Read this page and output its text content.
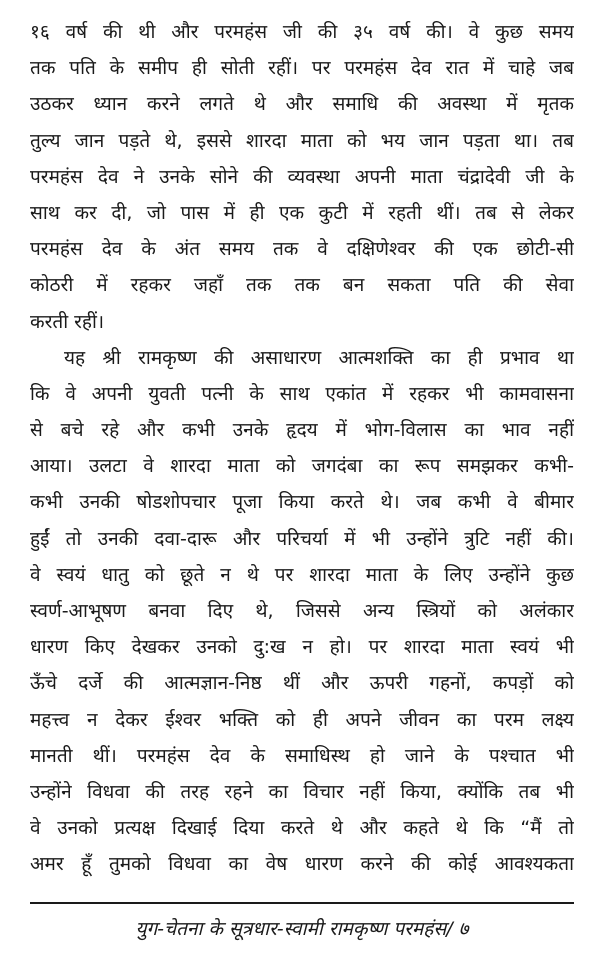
१६ वर्ष की थी और परमहंस जी की ३५ वर्ष की। वे कुछ समय
तक पति के समीप ही सोती रहीं। पर परमहंस देव रात में चाहे जब
उठकर ध्यान करने लगते थे और समाधि की अवस्था में मृतक
तुल्य जान पड़ते थे, इससे शारदा माता को भय जान पड़ता था। तब
परमहंस देव ने उनके सोने की व्यवस्था अपनी माता चंद्रादेवी जी के
साथ कर दी, जो पास में ही एक कुटी में रहती थीं। तब से लेकर
परमहंस देव के अंत समय तक वे दक्षिणेश्वर की एक छोटी-सी
कोठरी में रहकर जहाँ तक तक बन सकता पति की सेवा
करती रहीं।
यह श्री रामकृष्ण की असाधारण आत्मशक्ति का ही प्रभाव था
कि वे अपनी युवती पत्नी के साथ एकांत में रहकर भी कामवासना
से बचे रहे और कभी उनके हृदय में भोग-विलास का भाव नहीं
आया। उलटा वे शारदा माता को जगदंबा का रूप समझकर कभी-
कभी उनकी षोडशोपचार पूजा किया करते थे। जब कभी वे बीमार
हुईं तो उनकी दवा-दारू और परिचर्या में भी उन्होंने त्रुटि नहीं की।
वे स्वयं धातु को छूते न थे पर शारदा माता के लिए उन्होंने कुछ
स्वर्ण-आभूषण बनवा दिए थे, जिससे अन्य स्त्रियों को अलंकार
धारण किए देखकर उनको दु:ख न हो। पर शारदा माता स्वयं भी
ऊँचे दर्जे की आत्मज्ञान-निष्ठ थीं और ऊपरी गहनों, कपड़ों को
महत्त्व न देकर ईश्वर भक्ति को ही अपने जीवन का परम लक्ष्य
मानती थीं। परमहंस देव के समाधिस्थ हो जाने के पश्चात भी
उन्होंने विधवा की तरह रहने का विचार नहीं किया, क्योंकि तब भी
वे उनको प्रत्यक्ष दिखाई दिया करते थे और कहते थे कि “मैं तो
अमर हूँ तुमको विधवा का वेष धारण करने की कोई आवश्यकता
युग-चेतना के सूत्रधार-स्वामी रामकृष्ण परमहंस/ ७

--------------------------------------------------

WHAT THE TASK ASKS: Images in the records should not be copied. Repeat all the rest exactly.

TASK SOLUTION:
Read this page and output its text content.
१६ वर्ष की थी और परमहंस जी की ३५ वर्ष की। वे कुछ समय
तक पति के समीप ही सोती रहीं। पर परमहंस देव रात में चाहे जब
उठकर ध्यान करने लगते थे और समाधि की अवस्था में मृतक
तुल्य जान पड़ते थे, इससे शारदा माता को भय जान पड़ता था। तब
परमहंस देव ने उनके सोने की व्यवस्था अपनी माता चंद्रादेवी जी के
साथ कर दी, जो पास में ही एक कुटी में रहती थीं। तब से लेकर
परमहंस देव के अंत समय तक वे दक्षिणेश्वर की एक छोटी-सी
कोठरी में रहकर जहाँ तक तक बन सकता पति की सेवा
करती रहीं।
यह श्री रामकृष्ण की असाधारण आत्मशक्ति का ही प्रभाव था
कि वे अपनी युवती पत्नी के साथ एकांत में रहकर भी कामवासना
से बचे रहे और कभी उनके हृदय में भोग-विलास का भाव नहीं
आया। उलटा वे शारदा माता को जगदंबा का रूप समझकर कभी-
कभी उनकी षोडशोपचार पूजा किया करते थे। जब कभी वे बीमार
हुईं तो उनकी दवा-दारू और परिचर्या में भी उन्होंने त्रुटि नहीं की।
वे स्वयं धातु को छूते न थे पर शारदा माता के लिए उन्होंने कुछ
स्वर्ण-आभूषण बनवा दिए थे, जिससे अन्य स्त्रियों को अलंकार
धारण किए देखकर उनको दु:ख न हो। पर शारदा माता स्वयं भी
ऊँचे दर्जे की आत्मज्ञान-निष्ठ थीं और ऊपरी गहनों, कपड़ों को
महत्त्व न देकर ईश्वर भक्ति को ही अपने जीवन का परम लक्ष्य
मानती थीं। परमहंस देव के समाधिस्थ हो जाने के पश्चात भी
उन्होंने विधवा की तरह रहने का विचार नहीं किया, क्योंकि तब भी
वे उनको प्रत्यक्ष दिखाई दिया करते थे और कहते थे कि “मैं तो
अमर हूँ तुमको विधवा का वेष धारण करने की कोई आवश्यकता
युग-चेतना के सूत्रधार-स्वामी रामकृष्ण परमहंस/ ७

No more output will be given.